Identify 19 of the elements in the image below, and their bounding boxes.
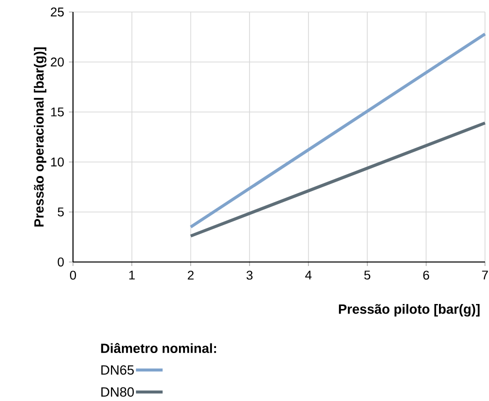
y-tick-label: 15	[51, 108, 64, 116]
x-tick-label: 2	[188, 270, 194, 280]
x-tick-label: 0	[70, 270, 76, 280]
x-tick-label: 4	[305, 270, 312, 280]
y-tick-label: 10	[51, 158, 64, 166]
x-axis-title: Pressão piloto [bar(g)]	[338, 304, 480, 317]
y-axis-title: Pressão operacional [bar(g)]	[34, 47, 46, 226]
legend-label: DN65	[101, 365, 134, 375]
y-tick-label: 0	[58, 258, 64, 266]
x-tick-label: 7	[482, 270, 488, 280]
y-tick-label: 5	[58, 208, 64, 216]
legend-title: Diâmetro nominal:	[101, 342, 216, 354]
x-tick-label: 6	[423, 270, 430, 280]
x-tick-label: 5	[364, 270, 370, 280]
legend-label: DN80	[101, 387, 134, 397]
x-tick-label: 1	[129, 270, 135, 280]
x-tick-label: 3	[246, 270, 253, 280]
y-tick-label: 25	[50, 8, 64, 16]
y-tick-label: 20	[50, 58, 64, 66]
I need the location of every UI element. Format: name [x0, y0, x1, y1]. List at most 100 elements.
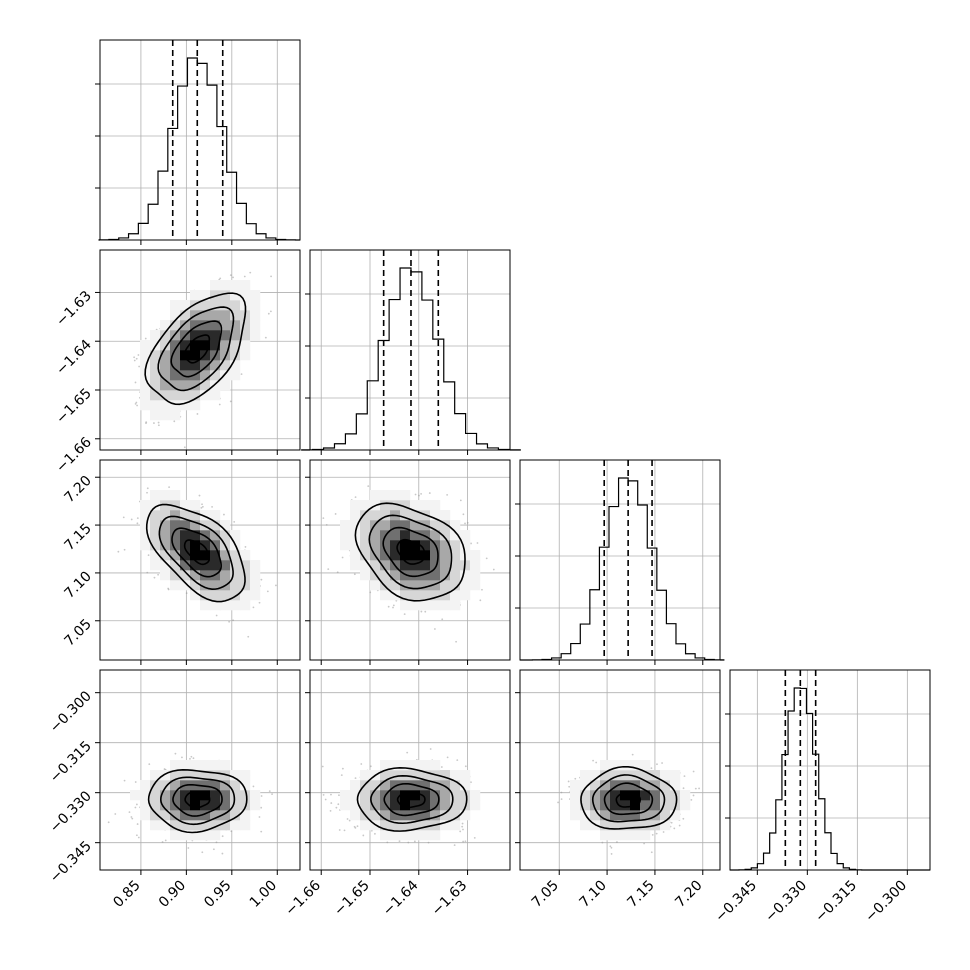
density-cell [380, 570, 391, 581]
density-cell [210, 370, 221, 381]
density-cell [190, 340, 201, 351]
histogram-panel-p2 [515, 459, 725, 665]
sample-point [441, 618, 444, 621]
density-cell [440, 600, 451, 611]
density-cell [470, 570, 481, 581]
sample-point [354, 777, 357, 780]
density-cell [160, 400, 171, 411]
sample-point [134, 403, 137, 405]
density-cell [400, 600, 411, 611]
density-cell [210, 330, 221, 341]
density-cell [240, 820, 251, 831]
density-cell [370, 530, 381, 541]
density-cell [210, 810, 221, 821]
density-cell [230, 770, 241, 781]
sample-point [134, 381, 137, 384]
sample-point [322, 517, 325, 520]
density-cell [170, 760, 181, 771]
density-cell [160, 780, 171, 791]
density-cell [170, 820, 181, 831]
sample-point [123, 779, 126, 782]
density-cell [380, 500, 391, 511]
sample-point [201, 503, 203, 506]
sample-point [107, 821, 110, 824]
density-cell [210, 290, 221, 301]
density-cell [180, 390, 191, 401]
density-cell [200, 770, 211, 781]
density-cell [250, 290, 261, 301]
sample-point [336, 571, 339, 574]
density-cell [140, 790, 151, 801]
density-cell [240, 790, 251, 801]
sample-point [260, 830, 263, 833]
sample-point [229, 400, 232, 403]
density-cell [230, 350, 241, 361]
density-cell [190, 550, 201, 561]
density-cell [160, 380, 171, 391]
density-cell [160, 330, 171, 341]
density-cell [180, 800, 191, 811]
density-cell [400, 540, 411, 551]
density-cell [430, 550, 441, 561]
density-cell [160, 570, 171, 581]
density-cell [150, 520, 161, 531]
sample-point [249, 271, 252, 274]
density-cell [200, 380, 211, 391]
density-cell [440, 580, 451, 591]
density-cell [220, 790, 231, 801]
density-cell [140, 360, 151, 371]
density-cell [190, 760, 201, 771]
sample-point [137, 354, 140, 356]
density-cell [250, 800, 261, 811]
sample-point [146, 487, 149, 490]
density-cell [180, 520, 191, 531]
sample-point [173, 420, 176, 423]
sample-point [266, 590, 269, 593]
density-cell [210, 390, 221, 401]
sample-point [223, 513, 225, 516]
density-cell [160, 790, 171, 801]
density-cell [150, 820, 161, 831]
density-cell [210, 320, 221, 331]
density-cell [230, 580, 241, 591]
density-cell [380, 590, 391, 601]
density-cell [190, 770, 201, 781]
density-cell [230, 590, 241, 601]
density-cell [400, 510, 411, 521]
sample-point [354, 496, 357, 498]
density-cell [440, 560, 451, 571]
density-cell [170, 300, 181, 311]
density-cell [150, 810, 161, 821]
density-cell [410, 510, 421, 521]
contour-line [144, 292, 247, 406]
density-cell [180, 500, 191, 511]
sample-point [134, 781, 137, 783]
sample-point [446, 756, 449, 759]
density-cell [450, 590, 461, 601]
sample-point [130, 816, 133, 818]
density-cell [190, 380, 201, 391]
density-content [107, 752, 273, 855]
sample-point [466, 521, 469, 524]
density-cell [180, 370, 191, 381]
density-cell [400, 520, 411, 531]
sample-point [327, 568, 330, 571]
contour-line [145, 503, 246, 603]
contour-line [171, 527, 222, 578]
density-cell [450, 560, 461, 571]
density-cell [210, 770, 221, 781]
density-cell [250, 320, 261, 331]
density-cell [160, 800, 171, 811]
sample-point [221, 835, 224, 838]
sample-point [386, 841, 389, 844]
density-cell [160, 560, 171, 571]
sample-point [137, 836, 140, 839]
density-cell [220, 310, 231, 321]
density-cell [170, 560, 181, 571]
density-cell [140, 780, 151, 791]
density-cell [350, 560, 361, 571]
histogram-panel-p1 [301, 249, 521, 455]
sample-point [461, 825, 464, 828]
density-cell [200, 390, 211, 401]
sample-point [190, 755, 193, 758]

▬▬▬▬▬▬▬▬▬▬

### Work to do
Rewrite the items above, replacing "elements" with "components" and keeping everything else the same. Omit the pictures.

### Response for this exercise
Identify 19 of the components in the image below, and their bounding boxes.
y-tick-label: 15	[51, 108, 64, 116]
x-tick-label: 2	[188, 270, 194, 280]
x-tick-label: 0	[70, 270, 76, 280]
x-tick-label: 4	[305, 270, 312, 280]
y-tick-label: 10	[51, 158, 64, 166]
x-axis-title: Pressão piloto [bar(g)]	[338, 304, 480, 317]
y-axis-title: Pressão operacional [bar(g)]	[34, 47, 46, 226]
legend-label: DN65	[101, 365, 134, 375]
y-tick-label: 0	[58, 258, 64, 266]
x-tick-label: 7	[482, 270, 488, 280]
y-tick-label: 5	[58, 208, 64, 216]
legend-title: Diâmetro nominal:	[101, 342, 216, 354]
x-tick-label: 6	[423, 270, 430, 280]
x-tick-label: 5	[364, 270, 370, 280]
legend-label: DN80	[101, 387, 134, 397]
x-tick-label: 1	[129, 270, 135, 280]
x-tick-label: 3	[246, 270, 253, 280]
y-tick-label: 25	[50, 8, 64, 16]
y-tick-label: 20	[50, 58, 64, 66]
I need the location of every UI element. Format: name [x0, y0, x1, y1]. List at most 100 components.
density-cell [380, 570, 391, 581]
density-cell [210, 370, 221, 381]
density-cell [190, 340, 201, 351]
histogram-panel-p2 [515, 459, 725, 665]
sample-point [441, 618, 444, 621]
density-cell [440, 600, 451, 611]
density-cell [470, 570, 481, 581]
sample-point [354, 777, 357, 780]
density-cell [160, 400, 171, 411]
sample-point [134, 403, 137, 405]
density-cell [400, 600, 411, 611]
density-cell [210, 330, 221, 341]
density-cell [240, 820, 251, 831]
density-cell [370, 530, 381, 541]
density-cell [210, 810, 221, 821]
density-cell [230, 770, 241, 781]
sample-point [134, 381, 137, 384]
sample-point [322, 517, 325, 520]
density-cell [170, 760, 181, 771]
density-cell [160, 780, 171, 791]
density-cell [170, 820, 181, 831]
sample-point [123, 779, 126, 782]
density-cell [380, 500, 391, 511]
sample-point [201, 503, 203, 506]
sample-point [107, 821, 110, 824]
density-cell [210, 290, 221, 301]
density-cell [180, 390, 191, 401]
density-cell [200, 770, 211, 781]
density-cell [250, 290, 261, 301]
sample-point [336, 571, 339, 574]
density-cell [140, 790, 151, 801]
density-cell [240, 790, 251, 801]
sample-point [260, 830, 263, 833]
sample-point [229, 400, 232, 403]
density-cell [230, 350, 241, 361]
density-cell [190, 550, 201, 561]
density-cell [160, 380, 171, 391]
density-cell [160, 330, 171, 341]
density-cell [180, 800, 191, 811]
density-cell [400, 540, 411, 551]
density-cell [430, 550, 441, 561]
density-cell [160, 570, 171, 581]
density-cell [150, 520, 161, 531]
sample-point [249, 271, 252, 274]
density-cell [200, 380, 211, 391]
density-cell [440, 580, 451, 591]
density-cell [220, 790, 231, 801]
density-cell [140, 360, 151, 371]
density-cell [190, 760, 201, 771]
sample-point [137, 354, 140, 356]
density-cell [250, 800, 261, 811]
sample-point [146, 487, 149, 490]
density-cell [180, 520, 191, 531]
sample-point [173, 420, 176, 423]
sample-point [266, 590, 269, 593]
density-cell [210, 390, 221, 401]
sample-point [223, 513, 225, 516]
density-cell [160, 790, 171, 801]
density-cell [150, 820, 161, 831]
density-cell [210, 320, 221, 331]
density-cell [230, 580, 241, 591]
density-cell [380, 590, 391, 601]
density-cell [190, 770, 201, 781]
density-cell [230, 590, 241, 601]
density-cell [400, 510, 411, 521]
sample-point [354, 496, 357, 498]
density-cell [440, 560, 451, 571]
density-cell [170, 300, 181, 311]
density-cell [150, 810, 161, 821]
density-cell [410, 510, 421, 521]
contour-line [144, 292, 247, 406]
density-cell [180, 500, 191, 511]
sample-point [134, 781, 137, 783]
sample-point [446, 756, 449, 759]
density-cell [450, 590, 461, 601]
sample-point [130, 816, 133, 818]
density-cell [190, 380, 201, 391]
density-content [107, 752, 273, 855]
sample-point [466, 521, 469, 524]
density-cell [180, 370, 191, 381]
density-cell [400, 520, 411, 531]
sample-point [327, 568, 330, 571]
contour-line [145, 503, 246, 603]
contour-line [171, 527, 222, 578]
density-cell [450, 560, 461, 571]
density-cell [210, 770, 221, 781]
density-cell [250, 320, 261, 331]
density-cell [160, 800, 171, 811]
sample-point [221, 835, 224, 838]
sample-point [386, 841, 389, 844]
density-cell [160, 560, 171, 571]
sample-point [137, 836, 140, 839]
density-cell [220, 310, 231, 321]
density-cell [170, 560, 181, 571]
density-cell [140, 780, 151, 791]
density-cell [350, 560, 361, 571]
histogram-panel-p1 [301, 249, 521, 455]
sample-point [461, 825, 464, 828]
density-cell [200, 390, 211, 401]
sample-point [190, 755, 193, 758]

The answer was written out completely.